Extracted records:
= = =

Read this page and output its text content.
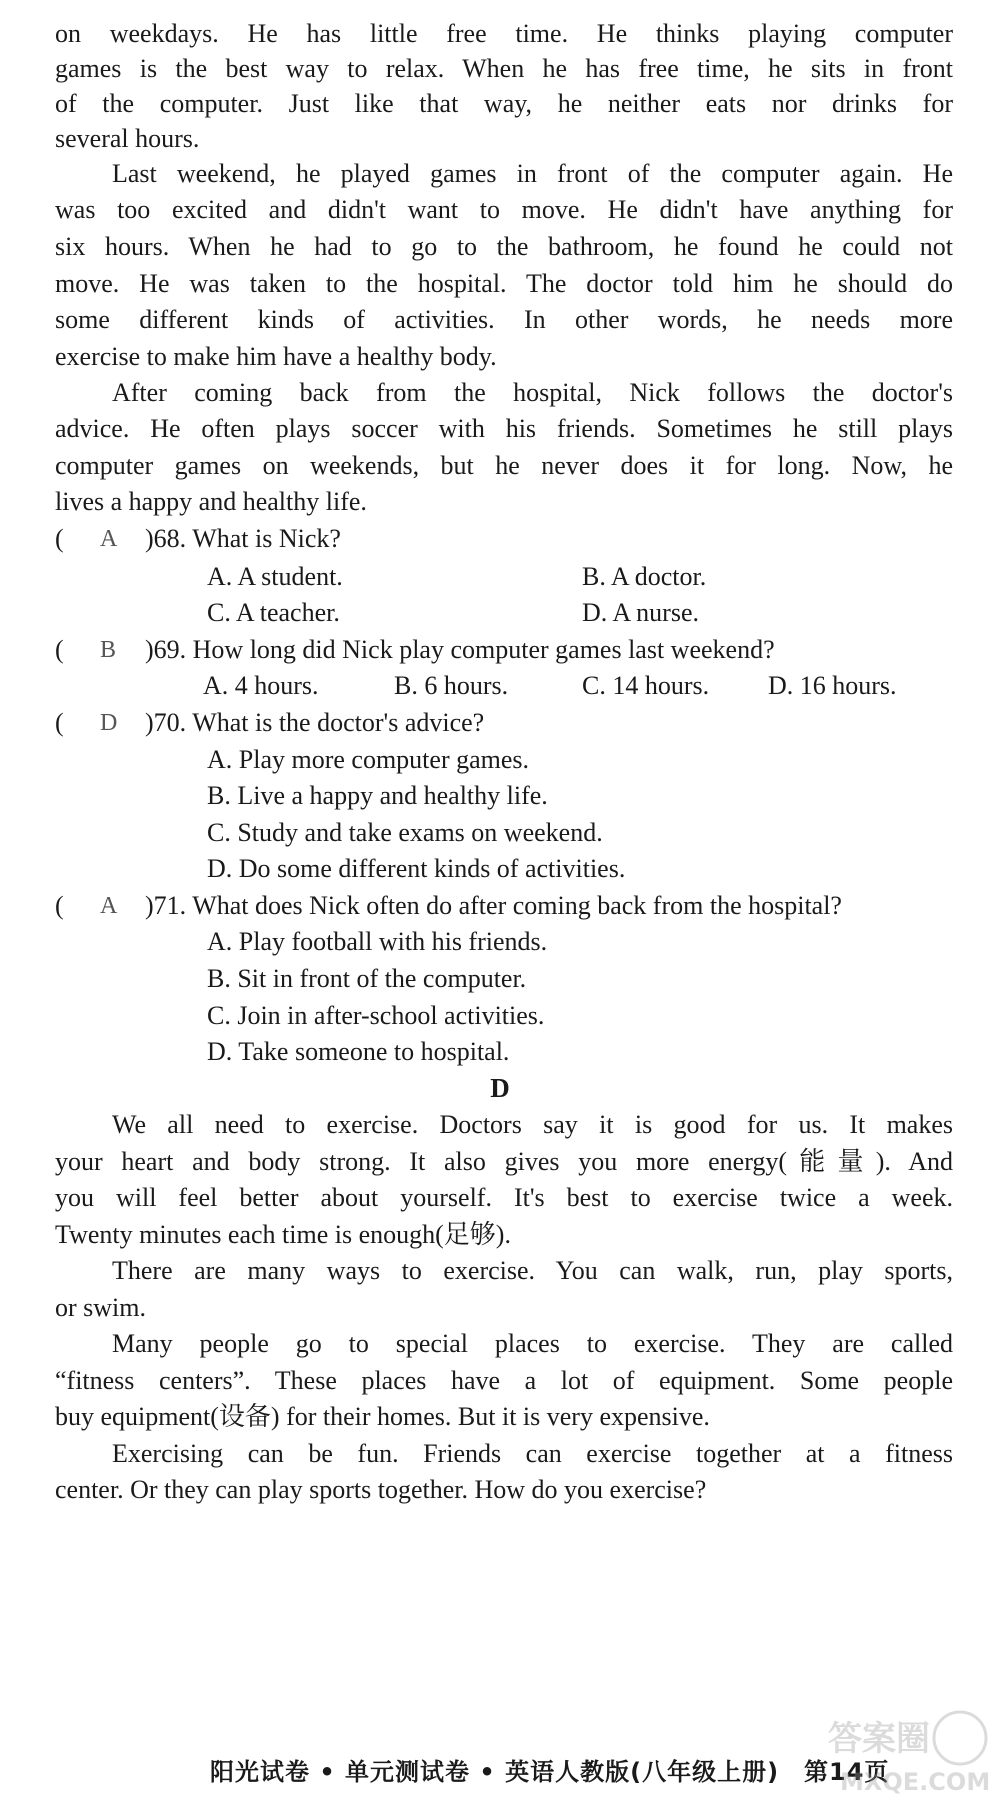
on weekdays. He has little free time. He thinks playing computer
games is the best way to relax. When he has free time, he sits in front
of the computer. Just like that way, he neither eats nor drinks for
several hours.
Last weekend, he played games in front of the computer again. He
was too excited and didn't want to move. He didn't have anything for
six hours. When he had to go to the bathroom, he found he could not
move. He was taken to the hospital. The doctor told him he should do
some different kinds of activities. In other words, he needs more
exercise to make him have a healthy body.
After coming back from the hospital, Nick follows the doctor's
advice. He often plays soccer with his friends. Sometimes he still plays
computer games on weekends, but he never does it for long. Now, he
lives a happy and healthy life.
( A )68. What is Nick?
A. A student.	B. A doctor.
C. A teacher.	D. A nurse.
( B )69. How long did Nick play computer games last weekend?
A. 4 hours.	B. 6 hours.	C. 14 hours. D. 16 hours.
( D )70. What is the doctor's advice?
A. Play more computer games.
B. Live a happy and healthy life.
C. Study and take exams on weekend.
D. Do some different kinds of activities.
( A )71. What does Nick often do after coming back from the hospital?
A. Play football with his friends.
B. Sit in front of the computer.
C. Join in after-school activities.
D. Take someone to hospital.
D
We all need to exercise. Doctors say it is good for us. It makes
your heart and body strong. It also gives you more energy(能量). And
you will feel better about yourself. It's best to exercise twice a week.
Twenty minutes each time is enough(足够).
There are many ways to exercise. You can walk, run, play sports,
or swim.
Many people go to special places to exercise. They are called
“fitness centers”. These places have a lot of equipment. Some people
buy equipment(设备) for their homes. But it is very expensive.
Exercising can be fun. Friends can exercise together at a fitness
center. Or they can play sports together. How do you exercise?
阳光试卷 • 单元测试卷 • 英语人教版(八年级上册)　第14页
答案圈
MXQE.COM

= = =

All the records need to be repeated exactly, with the images dropped.

_RESPONSE FOR THIS EXERCISE_:
Read this page and output its text content.
on weekdays. He has little free time. He thinks playing computer
games is the best way to relax. When he has free time, he sits in front
of the computer. Just like that way, he neither eats nor drinks for
several hours.
Last weekend, he played games in front of the computer again. He
was too excited and didn't want to move. He didn't have anything for
six hours. When he had to go to the bathroom, he found he could not
move. He was taken to the hospital. The doctor told him he should do
some different kinds of activities. In other words, he needs more
exercise to make him have a healthy body.
After coming back from the hospital, Nick follows the doctor's
advice. He often plays soccer with his friends. Sometimes he still plays
computer games on weekends, but he never does it for long. Now, he
lives a happy and healthy life.
( A )68. What is Nick?
A. A student.	B. A doctor.
C. A teacher.	D. A nurse.
( B )69. How long did Nick play computer games last weekend?
A. 4 hours.	B. 6 hours.	C. 14 hours. D. 16 hours.
( D )70. What is the doctor's advice?
A. Play more computer games.
B. Live a happy and healthy life.
C. Study and take exams on weekend.
D. Do some different kinds of activities.
( A )71. What does Nick often do after coming back from the hospital?
A. Play football with his friends.
B. Sit in front of the computer.
C. Join in after-school activities.
D. Take someone to hospital.
D
We all need to exercise. Doctors say it is good for us. It makes
your heart and body strong. It also gives you more energy(能量). And
you will feel better about yourself. It's best to exercise twice a week.
Twenty minutes each time is enough(足够).
There are many ways to exercise. You can walk, run, play sports,
or swim.
Many people go to special places to exercise. They are called
“fitness centers”. These places have a lot of equipment. Some people
buy equipment(设备) for their homes. But it is very expensive.
Exercising can be fun. Friends can exercise together at a fitness
center. Or they can play sports together. How do you exercise?
阳光试卷 • 单元测试卷 • 英语人教版(八年级上册)　第14页
答案圈
MXQE.COM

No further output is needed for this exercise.